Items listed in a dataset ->
· · ·

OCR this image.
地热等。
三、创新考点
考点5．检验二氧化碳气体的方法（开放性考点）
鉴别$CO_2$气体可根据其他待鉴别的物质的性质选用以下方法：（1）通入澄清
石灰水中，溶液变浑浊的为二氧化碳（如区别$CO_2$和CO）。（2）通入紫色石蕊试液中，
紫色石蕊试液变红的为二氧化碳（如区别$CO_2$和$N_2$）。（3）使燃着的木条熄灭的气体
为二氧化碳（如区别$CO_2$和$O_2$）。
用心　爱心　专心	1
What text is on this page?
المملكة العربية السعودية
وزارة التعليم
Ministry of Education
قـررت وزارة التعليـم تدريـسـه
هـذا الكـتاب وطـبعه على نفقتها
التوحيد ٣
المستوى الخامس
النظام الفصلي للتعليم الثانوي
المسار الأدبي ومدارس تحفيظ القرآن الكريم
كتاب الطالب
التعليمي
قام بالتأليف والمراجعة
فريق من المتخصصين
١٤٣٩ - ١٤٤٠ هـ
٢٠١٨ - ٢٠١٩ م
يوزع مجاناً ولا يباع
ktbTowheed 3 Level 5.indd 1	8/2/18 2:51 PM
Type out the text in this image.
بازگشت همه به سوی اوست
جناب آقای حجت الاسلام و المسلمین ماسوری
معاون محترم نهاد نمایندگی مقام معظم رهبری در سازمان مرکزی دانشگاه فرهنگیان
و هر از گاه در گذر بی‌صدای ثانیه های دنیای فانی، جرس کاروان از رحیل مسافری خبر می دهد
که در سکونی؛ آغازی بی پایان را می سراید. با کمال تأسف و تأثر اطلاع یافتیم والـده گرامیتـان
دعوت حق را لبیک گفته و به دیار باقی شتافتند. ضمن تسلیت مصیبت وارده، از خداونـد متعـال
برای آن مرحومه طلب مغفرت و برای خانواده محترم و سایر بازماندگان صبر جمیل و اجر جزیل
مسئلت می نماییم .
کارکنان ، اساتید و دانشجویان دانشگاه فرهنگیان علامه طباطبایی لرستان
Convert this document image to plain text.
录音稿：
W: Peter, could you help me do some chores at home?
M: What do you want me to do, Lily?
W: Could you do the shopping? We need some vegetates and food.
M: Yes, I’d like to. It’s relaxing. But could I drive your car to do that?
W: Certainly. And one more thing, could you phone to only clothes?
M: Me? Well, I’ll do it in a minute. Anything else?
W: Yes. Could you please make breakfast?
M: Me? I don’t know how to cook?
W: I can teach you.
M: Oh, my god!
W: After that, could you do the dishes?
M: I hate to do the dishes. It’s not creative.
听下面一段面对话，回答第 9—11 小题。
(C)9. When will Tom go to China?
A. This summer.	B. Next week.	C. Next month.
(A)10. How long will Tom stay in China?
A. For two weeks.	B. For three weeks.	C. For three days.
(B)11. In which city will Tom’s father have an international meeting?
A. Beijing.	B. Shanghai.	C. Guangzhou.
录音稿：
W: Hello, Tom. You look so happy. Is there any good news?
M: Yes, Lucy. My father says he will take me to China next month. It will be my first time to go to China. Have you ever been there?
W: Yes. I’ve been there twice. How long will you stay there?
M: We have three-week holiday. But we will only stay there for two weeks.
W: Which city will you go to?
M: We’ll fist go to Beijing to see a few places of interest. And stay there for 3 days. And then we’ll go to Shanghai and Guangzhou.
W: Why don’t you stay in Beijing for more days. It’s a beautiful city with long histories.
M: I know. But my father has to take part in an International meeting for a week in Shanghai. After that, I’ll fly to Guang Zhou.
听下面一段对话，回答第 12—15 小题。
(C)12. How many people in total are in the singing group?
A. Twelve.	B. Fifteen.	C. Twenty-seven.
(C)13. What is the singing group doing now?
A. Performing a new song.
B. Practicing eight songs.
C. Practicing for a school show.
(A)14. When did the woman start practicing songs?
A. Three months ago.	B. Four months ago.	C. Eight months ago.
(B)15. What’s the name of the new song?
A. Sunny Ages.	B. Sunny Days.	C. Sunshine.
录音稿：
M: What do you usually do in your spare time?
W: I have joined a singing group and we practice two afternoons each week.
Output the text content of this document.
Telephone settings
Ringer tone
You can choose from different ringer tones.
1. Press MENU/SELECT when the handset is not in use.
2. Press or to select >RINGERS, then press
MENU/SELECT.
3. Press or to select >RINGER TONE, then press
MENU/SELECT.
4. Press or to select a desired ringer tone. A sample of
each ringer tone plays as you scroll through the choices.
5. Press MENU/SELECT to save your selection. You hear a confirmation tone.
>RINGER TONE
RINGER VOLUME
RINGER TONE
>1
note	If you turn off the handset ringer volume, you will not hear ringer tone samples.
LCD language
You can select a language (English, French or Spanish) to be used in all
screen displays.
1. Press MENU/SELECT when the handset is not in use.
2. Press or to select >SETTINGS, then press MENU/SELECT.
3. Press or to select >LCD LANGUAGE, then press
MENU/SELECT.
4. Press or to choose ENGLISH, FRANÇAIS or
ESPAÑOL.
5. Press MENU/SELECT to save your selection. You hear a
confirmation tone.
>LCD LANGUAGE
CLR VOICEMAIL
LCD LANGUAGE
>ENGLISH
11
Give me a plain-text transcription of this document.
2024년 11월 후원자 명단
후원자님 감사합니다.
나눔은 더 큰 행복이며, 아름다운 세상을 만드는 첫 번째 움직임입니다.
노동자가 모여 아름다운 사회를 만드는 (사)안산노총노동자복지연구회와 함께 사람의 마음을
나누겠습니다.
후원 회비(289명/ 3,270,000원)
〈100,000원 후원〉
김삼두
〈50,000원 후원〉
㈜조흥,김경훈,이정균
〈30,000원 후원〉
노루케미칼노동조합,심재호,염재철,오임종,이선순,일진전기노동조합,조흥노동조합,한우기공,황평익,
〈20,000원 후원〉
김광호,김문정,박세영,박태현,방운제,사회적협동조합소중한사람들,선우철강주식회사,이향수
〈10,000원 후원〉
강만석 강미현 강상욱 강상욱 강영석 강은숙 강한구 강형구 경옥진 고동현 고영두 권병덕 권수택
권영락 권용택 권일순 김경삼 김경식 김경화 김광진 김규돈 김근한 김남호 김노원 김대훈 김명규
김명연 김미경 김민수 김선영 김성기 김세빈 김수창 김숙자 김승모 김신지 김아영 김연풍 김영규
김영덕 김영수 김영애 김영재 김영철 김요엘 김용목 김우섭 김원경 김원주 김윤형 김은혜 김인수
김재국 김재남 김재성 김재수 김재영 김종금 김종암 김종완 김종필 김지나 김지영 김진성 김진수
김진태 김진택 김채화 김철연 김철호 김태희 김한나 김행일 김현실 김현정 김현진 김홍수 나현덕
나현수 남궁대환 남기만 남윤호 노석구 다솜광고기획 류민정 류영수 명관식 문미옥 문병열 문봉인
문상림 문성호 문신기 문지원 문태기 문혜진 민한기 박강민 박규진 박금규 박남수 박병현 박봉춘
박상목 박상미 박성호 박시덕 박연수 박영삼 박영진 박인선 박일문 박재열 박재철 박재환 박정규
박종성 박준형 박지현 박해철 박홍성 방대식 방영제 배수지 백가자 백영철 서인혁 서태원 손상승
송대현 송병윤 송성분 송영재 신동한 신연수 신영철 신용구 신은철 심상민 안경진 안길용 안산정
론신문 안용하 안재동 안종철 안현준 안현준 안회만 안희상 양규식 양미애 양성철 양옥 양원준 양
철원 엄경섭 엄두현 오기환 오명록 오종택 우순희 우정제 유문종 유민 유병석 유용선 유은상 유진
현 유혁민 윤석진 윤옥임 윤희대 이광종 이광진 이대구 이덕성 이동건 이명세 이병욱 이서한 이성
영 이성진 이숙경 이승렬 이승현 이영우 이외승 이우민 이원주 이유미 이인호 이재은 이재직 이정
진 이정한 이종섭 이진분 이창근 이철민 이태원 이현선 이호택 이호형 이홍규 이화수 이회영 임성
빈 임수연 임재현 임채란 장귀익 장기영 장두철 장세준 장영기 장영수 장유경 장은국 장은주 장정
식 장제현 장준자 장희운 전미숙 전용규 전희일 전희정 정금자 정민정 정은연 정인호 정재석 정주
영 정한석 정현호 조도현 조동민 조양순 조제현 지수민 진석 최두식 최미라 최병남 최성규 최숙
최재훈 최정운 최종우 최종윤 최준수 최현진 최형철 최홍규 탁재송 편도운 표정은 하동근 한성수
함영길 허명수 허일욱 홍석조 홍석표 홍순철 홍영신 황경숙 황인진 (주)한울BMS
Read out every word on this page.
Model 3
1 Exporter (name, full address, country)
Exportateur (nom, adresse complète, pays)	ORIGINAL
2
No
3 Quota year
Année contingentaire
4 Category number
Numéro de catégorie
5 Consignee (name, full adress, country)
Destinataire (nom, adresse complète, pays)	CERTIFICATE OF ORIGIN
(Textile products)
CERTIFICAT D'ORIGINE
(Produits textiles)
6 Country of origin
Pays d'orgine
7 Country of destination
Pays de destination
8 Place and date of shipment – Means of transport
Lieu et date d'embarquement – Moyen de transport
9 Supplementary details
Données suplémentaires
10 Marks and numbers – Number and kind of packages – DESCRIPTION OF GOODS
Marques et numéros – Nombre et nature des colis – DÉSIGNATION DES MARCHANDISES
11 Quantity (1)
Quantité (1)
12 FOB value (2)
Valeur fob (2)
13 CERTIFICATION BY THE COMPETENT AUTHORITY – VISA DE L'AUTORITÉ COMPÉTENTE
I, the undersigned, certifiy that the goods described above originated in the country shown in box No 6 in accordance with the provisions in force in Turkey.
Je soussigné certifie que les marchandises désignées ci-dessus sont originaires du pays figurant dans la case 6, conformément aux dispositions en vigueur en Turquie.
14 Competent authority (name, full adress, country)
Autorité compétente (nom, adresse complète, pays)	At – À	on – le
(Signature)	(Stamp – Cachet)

· · ·

WORK INSTRUCTIONS ->
Pick out all lines from the data above in which the word "فرهنگیان" appears.

TASK ANSWER ->
معاون محترم نهاد نمایندگی مقام معظم رهبری در سازمان مرکزی دانشگاه فرهنگیان
کارکنان ، اساتید و دانشجویان دانشگاه فرهنگیان علامه طباطبایی لرستان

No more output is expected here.